→ CHALLENGE A:
Show every line of the listing that contains the string "Users". Case counts.

— begin SUPPLIED TEXT —

# can anyone grow?



## acrata4ever (Jul 29, 2011)

i have gourd seeds from these last builds: http://www.livebluesworld.com/photo/tambura-1?context=user http://www.livebluesworld.com/photo/dotara-bridge?context=user

i needs some more to finish some projects the rest you can use or sell. anyone interested in seeds? makin gourd banjos?


----------



## plagueship (Jul 29, 2011)

wow... that's actually pretty awesome. i would be down, but isn't it a bit late in the season to grow something that big?


----------



## acrata4ever (Jul 29, 2011)

i dont know i dont grow, but these gourds are very big and very thick. the flat gourd is rare and civila war reenactors kill for them they make confederate canteens from them. i would buy what i need but these are top quality over 1/4" thick the flat gourd is like 12" wide the orange thing is 14" across. i think florida has a long grow season but i have no room to do this and a black thumb.


----------



## plagueship (Jul 29, 2011)

huh. that's really neat but it looks like they grow better in warm climates, you do need a long season - this site says they plant in march...
http://www.welburngourdfarm.com/allaboutgourds.aspx


----------



## acrata4ever (Jul 29, 2011)

god i hate welburn. yeah thats for north growing look up gourd growing in your state. gords drink water alot of water. then the frost kills them or you can kill them early. if you grow them hanging you wont get mishapen ones with insect holes. you can grow them in a 5 gallon bucket.


----------



## oki (Jul 29, 2011)

too cold here, im afraid... and our summer sucks right now.


----------



## dprogram (Aug 8, 2011)

We grow gourds here. None this season. My mom has made some really cool bowls with wood burning on the outside...even a few birdhouses.


----------



## iamwhatiam (Aug 9, 2011)

damn, i thought you were talkin bout ganj at first lol  hmmm....how long do gourds take to grow? i'm not sure what kind of soil they like, but i could maybe grow a couple here where i live in hawaii. i'll be here for another 5 months at least. i know that they make drums called ipus here out of a gourd (not sure what kind of gourd), and i've always wanted to build one


----------



## acrata4ever (Aug 9, 2011)

— end SUPPLIED TEXT —

→ CHALLENGE B:
From the gourd-growing thread, extract verbatim the passage starting with "damn, i thought" and going on through "acrata4ever (Aug 9, 2011)".

— begin RECORDS FOR THE TASK —

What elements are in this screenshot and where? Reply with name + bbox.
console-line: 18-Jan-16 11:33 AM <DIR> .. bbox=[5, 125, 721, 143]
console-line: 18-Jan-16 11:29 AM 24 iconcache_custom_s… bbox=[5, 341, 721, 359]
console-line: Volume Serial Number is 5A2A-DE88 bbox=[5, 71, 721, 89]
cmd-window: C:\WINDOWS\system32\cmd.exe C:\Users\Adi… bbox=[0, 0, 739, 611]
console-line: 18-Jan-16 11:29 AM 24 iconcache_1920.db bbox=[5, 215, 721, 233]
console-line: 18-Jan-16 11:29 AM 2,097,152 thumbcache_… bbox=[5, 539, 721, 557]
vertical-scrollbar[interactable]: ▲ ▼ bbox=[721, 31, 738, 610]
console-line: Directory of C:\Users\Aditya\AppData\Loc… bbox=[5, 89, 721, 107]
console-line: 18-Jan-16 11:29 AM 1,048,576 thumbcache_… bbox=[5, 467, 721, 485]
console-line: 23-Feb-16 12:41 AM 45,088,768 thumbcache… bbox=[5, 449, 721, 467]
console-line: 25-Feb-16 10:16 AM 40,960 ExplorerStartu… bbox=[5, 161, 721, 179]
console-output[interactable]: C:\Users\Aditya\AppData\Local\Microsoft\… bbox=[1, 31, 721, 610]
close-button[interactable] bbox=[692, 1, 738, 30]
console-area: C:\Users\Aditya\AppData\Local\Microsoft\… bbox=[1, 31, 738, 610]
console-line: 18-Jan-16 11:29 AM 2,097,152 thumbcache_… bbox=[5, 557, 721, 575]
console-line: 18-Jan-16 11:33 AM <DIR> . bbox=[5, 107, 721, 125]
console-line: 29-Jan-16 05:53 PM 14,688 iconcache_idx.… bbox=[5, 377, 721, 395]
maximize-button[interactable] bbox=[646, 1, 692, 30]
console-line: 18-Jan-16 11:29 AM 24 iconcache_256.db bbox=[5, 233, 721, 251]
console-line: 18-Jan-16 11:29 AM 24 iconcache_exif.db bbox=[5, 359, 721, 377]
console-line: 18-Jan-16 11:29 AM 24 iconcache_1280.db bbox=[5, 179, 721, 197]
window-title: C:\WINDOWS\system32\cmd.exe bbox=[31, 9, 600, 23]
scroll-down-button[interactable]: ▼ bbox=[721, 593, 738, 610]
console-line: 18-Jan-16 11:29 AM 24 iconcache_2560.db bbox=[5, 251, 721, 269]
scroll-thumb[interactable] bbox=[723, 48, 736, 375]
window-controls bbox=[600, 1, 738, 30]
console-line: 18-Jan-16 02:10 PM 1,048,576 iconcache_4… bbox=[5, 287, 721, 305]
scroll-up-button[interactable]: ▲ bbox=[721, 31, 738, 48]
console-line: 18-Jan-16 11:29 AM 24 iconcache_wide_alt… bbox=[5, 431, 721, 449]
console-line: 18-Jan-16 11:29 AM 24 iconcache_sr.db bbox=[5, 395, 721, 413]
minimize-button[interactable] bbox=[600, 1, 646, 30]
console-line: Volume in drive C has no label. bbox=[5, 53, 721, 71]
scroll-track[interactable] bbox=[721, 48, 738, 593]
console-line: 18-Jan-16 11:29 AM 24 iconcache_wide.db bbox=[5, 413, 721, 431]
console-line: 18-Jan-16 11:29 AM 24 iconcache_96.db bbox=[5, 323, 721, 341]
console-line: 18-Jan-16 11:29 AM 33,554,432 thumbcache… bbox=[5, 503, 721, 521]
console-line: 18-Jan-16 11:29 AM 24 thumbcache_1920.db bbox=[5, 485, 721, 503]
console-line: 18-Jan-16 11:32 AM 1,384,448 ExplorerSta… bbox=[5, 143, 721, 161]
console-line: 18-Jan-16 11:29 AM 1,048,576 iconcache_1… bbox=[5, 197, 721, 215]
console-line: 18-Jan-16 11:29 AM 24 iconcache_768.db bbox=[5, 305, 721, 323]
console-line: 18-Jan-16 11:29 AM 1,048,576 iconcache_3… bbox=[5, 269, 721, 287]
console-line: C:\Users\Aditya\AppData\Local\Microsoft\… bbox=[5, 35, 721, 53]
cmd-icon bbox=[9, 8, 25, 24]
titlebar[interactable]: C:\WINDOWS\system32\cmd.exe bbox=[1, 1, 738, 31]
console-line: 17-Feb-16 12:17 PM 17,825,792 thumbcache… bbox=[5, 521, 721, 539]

— end RECORDS FOR THE TASK —

→ EXERCISE RESPONSE A:
cmd-window: C:\WINDOWS\system32\cmd.exe C:\Users\Adi… bbox=[0, 0, 739, 611]
console-line: Directory of C:\Users\Aditya\AppData\Loc… bbox=[5, 89, 721, 107]
console-output[interactable]: C:\Users\Aditya\AppData\Local\Microsoft\… bbox=[1, 31, 721, 610]
console-area: C:\Users\Aditya\AppData\Local\Microsoft\… bbox=[1, 31, 738, 610]
console-line: C:\Users\Aditya\AppData\Local\Microsoft\… bbox=[5, 35, 721, 53]

→ EXERCISE RESPONSE B:
damn, i thought you were talkin bout ganj at first lol  hmmm....how long do gourds take to grow? i'm not sure what kind of soil they like, but i could maybe grow a couple here where i live in hawaii. i'll be here for another 5 months at least. i know that they make drums called ipus here out of a gourd (not sure what kind of gourd), and i've always wanted to build one


----------



## acrata4ever (Aug 9, 2011)